Lift every line from the entries that includes the word "lidé".

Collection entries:
★ ★ ★ ★ ★ ★ ★

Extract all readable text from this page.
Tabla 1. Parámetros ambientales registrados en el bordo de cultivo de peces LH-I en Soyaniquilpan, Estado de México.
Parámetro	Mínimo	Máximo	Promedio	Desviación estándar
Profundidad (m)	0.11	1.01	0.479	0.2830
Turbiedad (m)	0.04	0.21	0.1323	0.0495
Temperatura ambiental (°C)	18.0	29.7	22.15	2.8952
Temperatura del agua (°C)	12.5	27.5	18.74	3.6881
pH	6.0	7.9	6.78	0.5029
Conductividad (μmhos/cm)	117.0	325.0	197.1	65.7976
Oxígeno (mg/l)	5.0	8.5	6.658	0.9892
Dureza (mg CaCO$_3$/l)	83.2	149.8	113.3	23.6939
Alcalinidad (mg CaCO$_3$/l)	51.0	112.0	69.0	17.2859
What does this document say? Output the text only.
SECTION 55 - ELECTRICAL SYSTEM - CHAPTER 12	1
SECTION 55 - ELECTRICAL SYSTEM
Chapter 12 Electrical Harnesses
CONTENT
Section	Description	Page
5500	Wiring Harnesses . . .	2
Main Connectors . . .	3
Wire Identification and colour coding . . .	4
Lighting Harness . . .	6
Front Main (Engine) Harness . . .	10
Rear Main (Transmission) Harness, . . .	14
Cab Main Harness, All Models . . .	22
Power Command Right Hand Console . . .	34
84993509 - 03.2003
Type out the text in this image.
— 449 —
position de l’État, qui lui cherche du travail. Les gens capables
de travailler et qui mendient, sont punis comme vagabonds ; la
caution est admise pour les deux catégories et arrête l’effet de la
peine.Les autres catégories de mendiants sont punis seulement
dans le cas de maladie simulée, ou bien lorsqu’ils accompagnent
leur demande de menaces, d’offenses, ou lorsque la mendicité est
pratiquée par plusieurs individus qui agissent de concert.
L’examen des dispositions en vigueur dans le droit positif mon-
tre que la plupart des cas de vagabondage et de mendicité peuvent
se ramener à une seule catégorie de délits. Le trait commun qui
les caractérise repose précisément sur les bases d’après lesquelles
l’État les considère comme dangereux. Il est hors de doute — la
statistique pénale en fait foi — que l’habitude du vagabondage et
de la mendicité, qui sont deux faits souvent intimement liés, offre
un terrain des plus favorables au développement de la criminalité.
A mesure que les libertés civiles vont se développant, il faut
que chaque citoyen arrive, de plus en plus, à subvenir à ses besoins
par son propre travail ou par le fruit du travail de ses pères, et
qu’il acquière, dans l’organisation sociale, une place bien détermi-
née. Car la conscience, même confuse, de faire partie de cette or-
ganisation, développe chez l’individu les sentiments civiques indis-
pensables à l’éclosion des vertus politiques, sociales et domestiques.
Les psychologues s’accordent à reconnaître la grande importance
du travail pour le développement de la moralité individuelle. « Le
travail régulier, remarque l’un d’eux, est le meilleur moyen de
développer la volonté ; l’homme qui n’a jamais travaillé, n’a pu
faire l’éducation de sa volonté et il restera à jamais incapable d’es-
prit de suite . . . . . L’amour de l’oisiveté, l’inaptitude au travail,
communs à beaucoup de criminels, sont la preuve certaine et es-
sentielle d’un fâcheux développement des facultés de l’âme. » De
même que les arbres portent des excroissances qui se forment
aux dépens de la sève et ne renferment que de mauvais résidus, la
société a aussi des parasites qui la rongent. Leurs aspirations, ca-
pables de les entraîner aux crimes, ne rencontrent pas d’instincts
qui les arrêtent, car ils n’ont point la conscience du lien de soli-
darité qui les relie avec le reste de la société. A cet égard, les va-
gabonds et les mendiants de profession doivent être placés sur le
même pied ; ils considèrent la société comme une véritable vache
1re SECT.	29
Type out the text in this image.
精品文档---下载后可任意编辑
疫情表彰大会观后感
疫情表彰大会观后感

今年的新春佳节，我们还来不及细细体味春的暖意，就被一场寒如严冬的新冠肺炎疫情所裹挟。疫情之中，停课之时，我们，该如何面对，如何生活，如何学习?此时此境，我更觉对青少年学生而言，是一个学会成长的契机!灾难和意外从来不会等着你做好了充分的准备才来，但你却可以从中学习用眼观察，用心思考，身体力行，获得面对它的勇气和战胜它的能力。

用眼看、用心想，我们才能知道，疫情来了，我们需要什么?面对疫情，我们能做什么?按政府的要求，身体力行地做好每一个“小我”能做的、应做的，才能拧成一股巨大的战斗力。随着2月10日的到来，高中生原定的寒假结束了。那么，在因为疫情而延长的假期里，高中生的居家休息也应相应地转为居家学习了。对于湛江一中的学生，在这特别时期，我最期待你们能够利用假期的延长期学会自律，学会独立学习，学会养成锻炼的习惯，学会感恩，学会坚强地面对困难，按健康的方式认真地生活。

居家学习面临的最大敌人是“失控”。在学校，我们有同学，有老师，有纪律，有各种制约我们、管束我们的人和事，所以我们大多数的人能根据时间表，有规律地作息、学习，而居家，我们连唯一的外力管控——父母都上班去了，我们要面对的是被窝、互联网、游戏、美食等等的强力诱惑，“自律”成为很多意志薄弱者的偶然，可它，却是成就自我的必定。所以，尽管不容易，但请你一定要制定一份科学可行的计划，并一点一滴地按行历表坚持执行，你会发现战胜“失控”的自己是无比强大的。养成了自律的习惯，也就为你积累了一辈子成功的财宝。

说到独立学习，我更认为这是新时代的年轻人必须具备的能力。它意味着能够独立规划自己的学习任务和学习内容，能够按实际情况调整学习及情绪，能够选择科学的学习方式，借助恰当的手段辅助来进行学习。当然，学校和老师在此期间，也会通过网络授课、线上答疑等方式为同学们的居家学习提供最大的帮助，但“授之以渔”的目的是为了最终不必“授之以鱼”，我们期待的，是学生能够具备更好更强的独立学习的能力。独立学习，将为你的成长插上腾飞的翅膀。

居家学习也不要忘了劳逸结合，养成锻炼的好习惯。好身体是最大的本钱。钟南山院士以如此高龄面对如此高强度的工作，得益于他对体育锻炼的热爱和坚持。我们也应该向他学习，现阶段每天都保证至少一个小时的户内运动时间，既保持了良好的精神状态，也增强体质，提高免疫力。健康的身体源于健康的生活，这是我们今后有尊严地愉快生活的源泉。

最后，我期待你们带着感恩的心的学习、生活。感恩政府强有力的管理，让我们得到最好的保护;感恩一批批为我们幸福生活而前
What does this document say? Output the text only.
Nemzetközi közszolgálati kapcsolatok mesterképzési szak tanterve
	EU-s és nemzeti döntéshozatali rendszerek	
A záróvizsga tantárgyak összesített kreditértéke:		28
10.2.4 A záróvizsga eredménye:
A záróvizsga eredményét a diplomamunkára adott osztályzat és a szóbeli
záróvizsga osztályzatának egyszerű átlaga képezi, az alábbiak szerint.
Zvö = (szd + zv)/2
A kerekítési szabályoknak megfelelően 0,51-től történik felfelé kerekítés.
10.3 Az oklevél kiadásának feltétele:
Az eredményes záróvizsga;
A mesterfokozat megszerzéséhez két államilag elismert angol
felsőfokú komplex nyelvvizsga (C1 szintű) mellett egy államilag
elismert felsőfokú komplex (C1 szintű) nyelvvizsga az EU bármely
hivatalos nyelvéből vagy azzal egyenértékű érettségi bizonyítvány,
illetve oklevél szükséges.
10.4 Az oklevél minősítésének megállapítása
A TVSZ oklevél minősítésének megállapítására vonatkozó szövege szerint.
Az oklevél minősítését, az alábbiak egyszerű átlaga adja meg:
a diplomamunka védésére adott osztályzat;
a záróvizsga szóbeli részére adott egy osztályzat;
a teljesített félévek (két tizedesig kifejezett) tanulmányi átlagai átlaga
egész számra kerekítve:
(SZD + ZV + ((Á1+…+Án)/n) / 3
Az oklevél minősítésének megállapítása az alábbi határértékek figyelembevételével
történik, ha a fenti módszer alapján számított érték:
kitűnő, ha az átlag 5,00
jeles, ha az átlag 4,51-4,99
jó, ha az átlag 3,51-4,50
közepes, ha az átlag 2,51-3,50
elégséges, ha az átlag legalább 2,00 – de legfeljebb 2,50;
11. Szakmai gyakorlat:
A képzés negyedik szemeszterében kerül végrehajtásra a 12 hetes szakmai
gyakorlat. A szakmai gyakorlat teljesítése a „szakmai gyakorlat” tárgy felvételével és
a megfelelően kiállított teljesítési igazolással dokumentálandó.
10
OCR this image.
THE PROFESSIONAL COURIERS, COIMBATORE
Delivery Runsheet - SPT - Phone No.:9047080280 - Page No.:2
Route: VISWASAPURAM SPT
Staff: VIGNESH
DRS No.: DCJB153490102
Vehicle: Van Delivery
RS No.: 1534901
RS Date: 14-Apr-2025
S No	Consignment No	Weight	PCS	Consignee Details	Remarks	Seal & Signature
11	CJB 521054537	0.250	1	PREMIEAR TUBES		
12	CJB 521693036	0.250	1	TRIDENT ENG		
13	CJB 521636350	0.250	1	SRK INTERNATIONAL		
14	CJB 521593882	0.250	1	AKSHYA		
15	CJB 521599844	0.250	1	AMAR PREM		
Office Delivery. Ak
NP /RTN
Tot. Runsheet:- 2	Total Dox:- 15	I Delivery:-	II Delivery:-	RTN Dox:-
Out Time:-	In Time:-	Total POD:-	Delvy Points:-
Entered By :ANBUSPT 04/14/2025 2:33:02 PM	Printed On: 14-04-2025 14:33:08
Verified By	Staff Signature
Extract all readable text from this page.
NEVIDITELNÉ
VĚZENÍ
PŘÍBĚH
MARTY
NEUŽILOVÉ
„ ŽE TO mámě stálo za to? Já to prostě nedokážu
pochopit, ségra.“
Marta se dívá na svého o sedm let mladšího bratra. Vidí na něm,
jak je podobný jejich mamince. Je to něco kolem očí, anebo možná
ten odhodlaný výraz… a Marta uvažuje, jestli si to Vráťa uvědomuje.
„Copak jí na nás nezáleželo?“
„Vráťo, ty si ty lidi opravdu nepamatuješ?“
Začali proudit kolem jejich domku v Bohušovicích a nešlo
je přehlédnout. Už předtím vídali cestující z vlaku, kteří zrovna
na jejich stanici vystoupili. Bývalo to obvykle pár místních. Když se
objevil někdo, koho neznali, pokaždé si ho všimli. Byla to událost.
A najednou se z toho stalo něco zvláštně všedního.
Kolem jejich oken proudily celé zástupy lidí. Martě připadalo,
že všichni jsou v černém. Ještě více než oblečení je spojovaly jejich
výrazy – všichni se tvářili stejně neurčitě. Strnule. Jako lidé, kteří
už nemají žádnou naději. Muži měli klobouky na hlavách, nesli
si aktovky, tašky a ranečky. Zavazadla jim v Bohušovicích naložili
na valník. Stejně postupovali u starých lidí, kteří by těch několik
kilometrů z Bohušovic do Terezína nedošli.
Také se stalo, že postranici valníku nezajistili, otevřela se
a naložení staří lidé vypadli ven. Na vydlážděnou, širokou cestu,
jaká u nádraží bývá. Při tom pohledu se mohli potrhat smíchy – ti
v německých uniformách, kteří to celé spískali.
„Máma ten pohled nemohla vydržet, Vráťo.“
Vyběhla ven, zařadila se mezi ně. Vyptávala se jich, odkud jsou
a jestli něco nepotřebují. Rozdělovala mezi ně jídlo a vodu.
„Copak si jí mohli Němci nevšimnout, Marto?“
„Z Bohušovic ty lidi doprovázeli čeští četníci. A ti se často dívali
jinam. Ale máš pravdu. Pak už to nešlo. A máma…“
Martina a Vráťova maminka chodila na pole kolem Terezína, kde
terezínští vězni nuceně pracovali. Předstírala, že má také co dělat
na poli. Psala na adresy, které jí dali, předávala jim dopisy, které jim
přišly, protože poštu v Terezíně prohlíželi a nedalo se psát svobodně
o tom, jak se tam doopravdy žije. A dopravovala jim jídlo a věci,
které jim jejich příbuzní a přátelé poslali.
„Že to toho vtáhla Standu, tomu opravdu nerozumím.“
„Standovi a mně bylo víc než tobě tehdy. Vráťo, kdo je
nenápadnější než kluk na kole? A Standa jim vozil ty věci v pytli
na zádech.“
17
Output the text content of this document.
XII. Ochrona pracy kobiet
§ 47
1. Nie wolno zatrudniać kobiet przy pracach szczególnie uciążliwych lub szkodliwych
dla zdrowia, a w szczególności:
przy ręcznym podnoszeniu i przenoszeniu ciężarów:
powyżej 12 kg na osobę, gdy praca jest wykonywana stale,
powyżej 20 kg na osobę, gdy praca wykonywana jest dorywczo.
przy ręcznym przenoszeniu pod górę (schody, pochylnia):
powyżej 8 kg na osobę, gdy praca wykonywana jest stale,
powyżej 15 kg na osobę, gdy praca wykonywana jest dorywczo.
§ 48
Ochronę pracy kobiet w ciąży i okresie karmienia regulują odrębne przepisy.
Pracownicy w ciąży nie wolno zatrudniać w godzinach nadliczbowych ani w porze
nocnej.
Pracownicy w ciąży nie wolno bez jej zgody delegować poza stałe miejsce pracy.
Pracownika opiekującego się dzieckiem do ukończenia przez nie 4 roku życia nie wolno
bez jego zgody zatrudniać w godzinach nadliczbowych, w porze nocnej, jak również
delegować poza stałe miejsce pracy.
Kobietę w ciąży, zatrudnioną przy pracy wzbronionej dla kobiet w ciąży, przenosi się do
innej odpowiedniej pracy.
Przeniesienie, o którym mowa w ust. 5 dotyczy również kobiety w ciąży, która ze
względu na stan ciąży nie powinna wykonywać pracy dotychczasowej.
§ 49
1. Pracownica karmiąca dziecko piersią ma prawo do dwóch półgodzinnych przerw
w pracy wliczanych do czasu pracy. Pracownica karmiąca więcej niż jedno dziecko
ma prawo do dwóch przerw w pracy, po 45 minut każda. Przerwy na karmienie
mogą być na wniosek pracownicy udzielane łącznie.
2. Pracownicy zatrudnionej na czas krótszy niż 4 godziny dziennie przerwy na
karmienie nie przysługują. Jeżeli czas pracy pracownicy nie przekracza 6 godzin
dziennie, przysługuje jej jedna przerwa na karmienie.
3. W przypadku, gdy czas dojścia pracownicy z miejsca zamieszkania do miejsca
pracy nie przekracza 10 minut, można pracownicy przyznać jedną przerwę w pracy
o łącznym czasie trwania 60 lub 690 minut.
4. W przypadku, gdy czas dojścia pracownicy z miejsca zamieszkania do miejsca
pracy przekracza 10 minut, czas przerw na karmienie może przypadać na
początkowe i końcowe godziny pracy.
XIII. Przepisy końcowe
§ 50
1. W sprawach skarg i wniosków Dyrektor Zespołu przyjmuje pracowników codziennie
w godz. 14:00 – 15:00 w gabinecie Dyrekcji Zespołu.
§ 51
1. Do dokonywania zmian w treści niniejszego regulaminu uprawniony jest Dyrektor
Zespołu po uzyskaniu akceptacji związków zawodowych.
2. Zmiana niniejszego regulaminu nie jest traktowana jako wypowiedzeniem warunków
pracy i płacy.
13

★ ★ ★ ★ ★ ★ ★

_TASK SOLUTION_
výrazy – všichni se tvářili stejně neurčitě. Strnule. Jako lidé, kteří
a naložení staří lidé vypadli ven. Na vydlážděnou, širokou cestu,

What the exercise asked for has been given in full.